Work to complete: Repeat, exactly and completely, the entries shown underneath.

Supplied entries:
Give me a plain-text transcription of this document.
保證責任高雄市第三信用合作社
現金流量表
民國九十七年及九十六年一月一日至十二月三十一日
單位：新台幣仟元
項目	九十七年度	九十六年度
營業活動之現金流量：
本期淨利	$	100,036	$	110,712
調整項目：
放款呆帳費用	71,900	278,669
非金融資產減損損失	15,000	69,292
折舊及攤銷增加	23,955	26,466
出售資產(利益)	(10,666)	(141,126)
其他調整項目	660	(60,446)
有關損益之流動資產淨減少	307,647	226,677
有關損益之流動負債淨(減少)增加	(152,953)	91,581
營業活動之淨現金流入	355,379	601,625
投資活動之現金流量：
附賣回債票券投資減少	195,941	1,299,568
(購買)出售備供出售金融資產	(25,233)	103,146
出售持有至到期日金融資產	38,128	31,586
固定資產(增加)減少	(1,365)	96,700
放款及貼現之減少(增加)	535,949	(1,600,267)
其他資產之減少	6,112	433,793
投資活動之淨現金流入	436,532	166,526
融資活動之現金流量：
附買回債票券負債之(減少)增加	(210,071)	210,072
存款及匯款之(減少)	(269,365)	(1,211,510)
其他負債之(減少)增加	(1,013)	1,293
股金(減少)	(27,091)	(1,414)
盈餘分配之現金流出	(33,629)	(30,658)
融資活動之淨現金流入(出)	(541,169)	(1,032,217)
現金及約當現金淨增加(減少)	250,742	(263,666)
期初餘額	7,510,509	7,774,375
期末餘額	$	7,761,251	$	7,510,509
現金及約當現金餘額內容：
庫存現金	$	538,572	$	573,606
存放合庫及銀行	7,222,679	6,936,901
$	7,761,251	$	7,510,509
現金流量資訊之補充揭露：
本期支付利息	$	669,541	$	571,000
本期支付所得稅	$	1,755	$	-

Task result:
Give me a plain-text transcription of this document.
保證責任高雄市第三信用合作社
現金流量表
民國九十七年及九十六年一月一日至十二月三十一日
單位：新台幣仟元
項目	九十七年度	九十六年度
營業活動之現金流量：
本期淨利	$	100,036	$	110,712
調整項目：
放款呆帳費用	71,900	278,669
非金融資產減損損失	15,000	69,292
折舊及攤銷增加	23,955	26,466
出售資產(利益)	(10,666)	(141,126)
其他調整項目	660	(60,446)
有關損益之流動資產淨減少	307,647	226,677
有關損益之流動負債淨(減少)增加	(152,953)	91,581
營業活動之淨現金流入	355,379	601,625
投資活動之現金流量：
附賣回債票券投資減少	195,941	1,299,568
(購買)出售備供出售金融資產	(25,233)	103,146
出售持有至到期日金融資產	38,128	31,586
固定資產(增加)減少	(1,365)	96,700
放款及貼現之減少(增加)	535,949	(1,600,267)
其他資產之減少	6,112	433,793
投資活動之淨現金流入	436,532	166,526
融資活動之現金流量：
附買回債票券負債之(減少)增加	(210,071)	210,072
存款及匯款之(減少)	(269,365)	(1,211,510)
其他負債之(減少)增加	(1,013)	1,293
股金(減少)	(27,091)	(1,414)
盈餘分配之現金流出	(33,629)	(30,658)
融資活動之淨現金流入(出)	(541,169)	(1,032,217)
現金及約當現金淨增加(減少)	250,742	(263,666)
期初餘額	7,510,509	7,774,375
期末餘額	$	7,761,251	$	7,510,509
現金及約當現金餘額內容：
庫存現金	$	538,572	$	573,606
存放合庫及銀行	7,222,679	6,936,901
$	7,761,251	$	7,510,509
現金流量資訊之補充揭露：
本期支付利息	$	669,541	$	571,000
本期支付所得稅	$	1,755	$	-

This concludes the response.